-- Start PROVIDED RECORDS --
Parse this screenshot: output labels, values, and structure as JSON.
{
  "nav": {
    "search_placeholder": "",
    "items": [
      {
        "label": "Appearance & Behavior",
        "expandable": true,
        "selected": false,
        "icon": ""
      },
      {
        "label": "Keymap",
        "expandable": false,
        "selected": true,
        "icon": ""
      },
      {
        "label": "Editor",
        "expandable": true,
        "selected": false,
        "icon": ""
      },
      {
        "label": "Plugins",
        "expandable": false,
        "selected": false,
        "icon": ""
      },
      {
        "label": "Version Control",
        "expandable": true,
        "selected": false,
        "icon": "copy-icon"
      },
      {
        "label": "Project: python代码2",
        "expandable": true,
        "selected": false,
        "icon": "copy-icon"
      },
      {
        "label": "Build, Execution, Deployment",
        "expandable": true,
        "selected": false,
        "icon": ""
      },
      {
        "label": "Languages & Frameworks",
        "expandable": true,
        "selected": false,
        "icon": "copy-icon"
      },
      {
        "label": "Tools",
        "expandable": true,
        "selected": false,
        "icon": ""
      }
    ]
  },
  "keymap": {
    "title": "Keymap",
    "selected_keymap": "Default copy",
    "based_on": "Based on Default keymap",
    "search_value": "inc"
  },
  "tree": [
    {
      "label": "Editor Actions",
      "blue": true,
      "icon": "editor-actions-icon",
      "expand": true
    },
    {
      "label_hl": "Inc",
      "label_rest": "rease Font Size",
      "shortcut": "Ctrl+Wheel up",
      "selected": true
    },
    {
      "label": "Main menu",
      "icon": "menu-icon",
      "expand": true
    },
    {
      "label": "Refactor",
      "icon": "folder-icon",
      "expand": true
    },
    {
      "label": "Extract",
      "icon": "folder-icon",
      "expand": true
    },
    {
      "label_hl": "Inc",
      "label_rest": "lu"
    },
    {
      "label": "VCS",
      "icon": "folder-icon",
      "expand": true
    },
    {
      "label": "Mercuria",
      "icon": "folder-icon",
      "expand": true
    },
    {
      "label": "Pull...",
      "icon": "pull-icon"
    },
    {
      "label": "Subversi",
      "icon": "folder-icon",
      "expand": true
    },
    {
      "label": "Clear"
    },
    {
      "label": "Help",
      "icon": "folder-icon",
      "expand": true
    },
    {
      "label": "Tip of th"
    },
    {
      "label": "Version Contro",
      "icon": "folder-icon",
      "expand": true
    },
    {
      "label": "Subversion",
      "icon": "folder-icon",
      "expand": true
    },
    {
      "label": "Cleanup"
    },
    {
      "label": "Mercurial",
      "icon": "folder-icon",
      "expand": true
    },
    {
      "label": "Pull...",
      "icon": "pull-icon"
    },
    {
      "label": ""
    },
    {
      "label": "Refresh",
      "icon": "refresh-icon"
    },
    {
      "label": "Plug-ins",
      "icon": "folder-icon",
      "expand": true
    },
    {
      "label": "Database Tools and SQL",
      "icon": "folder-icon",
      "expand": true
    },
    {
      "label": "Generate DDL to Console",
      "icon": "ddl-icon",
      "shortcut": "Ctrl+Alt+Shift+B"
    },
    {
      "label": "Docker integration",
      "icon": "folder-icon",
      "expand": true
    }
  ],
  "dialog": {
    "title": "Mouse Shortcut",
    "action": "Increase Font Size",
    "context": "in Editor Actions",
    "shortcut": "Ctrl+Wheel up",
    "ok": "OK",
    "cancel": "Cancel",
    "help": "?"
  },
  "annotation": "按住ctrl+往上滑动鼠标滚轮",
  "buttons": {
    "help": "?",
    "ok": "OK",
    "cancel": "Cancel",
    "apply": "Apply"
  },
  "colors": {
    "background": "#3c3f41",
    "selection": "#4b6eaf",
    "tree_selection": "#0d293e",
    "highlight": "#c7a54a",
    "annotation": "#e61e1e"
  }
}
-- End PROVIDED RECORDS --
■ **WHAT IS NEEDED**
Print the whole listing again, exactly.

■ **RESPONSE**
Parse this screenshot: output labels, values, and structure as JSON.
{
  "nav": {
    "search_placeholder": "",
    "items": [
      {
        "label": "Appearance & Behavior",
        "expandable": true,
        "selected": false,
        "icon": ""
      },
      {
        "label": "Keymap",
        "expandable": false,
        "selected": true,
        "icon": ""
      },
      {
        "label": "Editor",
        "expandable": true,
        "selected": false,
        "icon": ""
      },
      {
        "label": "Plugins",
        "expandable": false,
        "selected": false,
        "icon": ""
      },
      {
        "label": "Version Control",
        "expandable": true,
        "selected": false,
        "icon": "copy-icon"
      },
      {
        "label": "Project: python代码2",
        "expandable": true,
        "selected": false,
        "icon": "copy-icon"
      },
      {
        "label": "Build, Execution, Deployment",
        "expandable": true,
        "selected": false,
        "icon": ""
      },
      {
        "label": "Languages & Frameworks",
        "expandable": true,
        "selected": false,
        "icon": "copy-icon"
      },
      {
        "label": "Tools",
        "expandable": true,
        "selected": false,
        "icon": ""
      }
    ]
  },
  "keymap": {
    "title": "Keymap",
    "selected_keymap": "Default copy",
    "based_on": "Based on Default keymap",
    "search_value": "inc"
  },
  "tree": [
    {
      "label": "Editor Actions",
      "blue": true,
      "icon": "editor-actions-icon",
      "expand": true
    },
    {
      "label_hl": "Inc",
      "label_rest": "rease Font Size",
      "shortcut": "Ctrl+Wheel up",
      "selected": true
    },
    {
      "label": "Main menu",
      "icon": "menu-icon",
      "expand": true
    },
    {
      "label": "Refactor",
      "icon": "folder-icon",
      "expand": true
    },
    {
      "label": "Extract",
      "icon": "folder-icon",
      "expand": true
    },
    {
      "label_hl": "Inc",
      "label_rest": "lu"
    },
    {
      "label": "VCS",
      "icon": "folder-icon",
      "expand": true
    },
    {
      "label": "Mercuria",
      "icon": "folder-icon",
      "expand": true
    },
    {
      "label": "Pull...",
      "icon": "pull-icon"
    },
    {
      "label": "Subversi",
      "icon": "folder-icon",
      "expand": true
    },
    {
      "label": "Clear"
    },
    {
      "label": "Help",
      "icon": "folder-icon",
      "expand": true
    },
    {
      "label": "Tip of th"
    },
    {
      "label": "Version Contro",
      "icon": "folder-icon",
      "expand": true
    },
    {
      "label": "Subversion",
      "icon": "folder-icon",
      "expand": true
    },
    {
      "label": "Cleanup"
    },
    {
      "label": "Mercurial",
      "icon": "folder-icon",
      "expand": true
    },
    {
      "label": "Pull...",
      "icon": "pull-icon"
    },
    {
      "label": ""
    },
    {
      "label": "Refresh",
      "icon": "refresh-icon"
    },
    {
      "label": "Plug-ins",
      "icon": "folder-icon",
      "expand": true
    },
    {
      "label": "Database Tools and SQL",
      "icon": "folder-icon",
      "expand": true
    },
    {
      "label": "Generate DDL to Console",
      "icon": "ddl-icon",
      "shortcut": "Ctrl+Alt+Shift+B"
    },
    {
      "label": "Docker integration",
      "icon": "folder-icon",
      "expand": true
    }
  ],
  "dialog": {
    "title": "Mouse Shortcut",
    "action": "Increase Font Size",
    "context": "in Editor Actions",
    "shortcut": "Ctrl+Wheel up",
    "ok": "OK",
    "cancel": "Cancel",
    "help": "?"
  },
  "annotation": "按住ctrl+往上滑动鼠标滚轮",
  "buttons": {
    "help": "?",
    "ok": "OK",
    "cancel": "Cancel",
    "apply": "Apply"
  },
  "colors": {
    "background": "#3c3f41",
    "selection": "#4b6eaf",
    "tree_selection": "#0d293e",
    "highlight": "#c7a54a",
    "annotation": "#e61e1e"
  }
}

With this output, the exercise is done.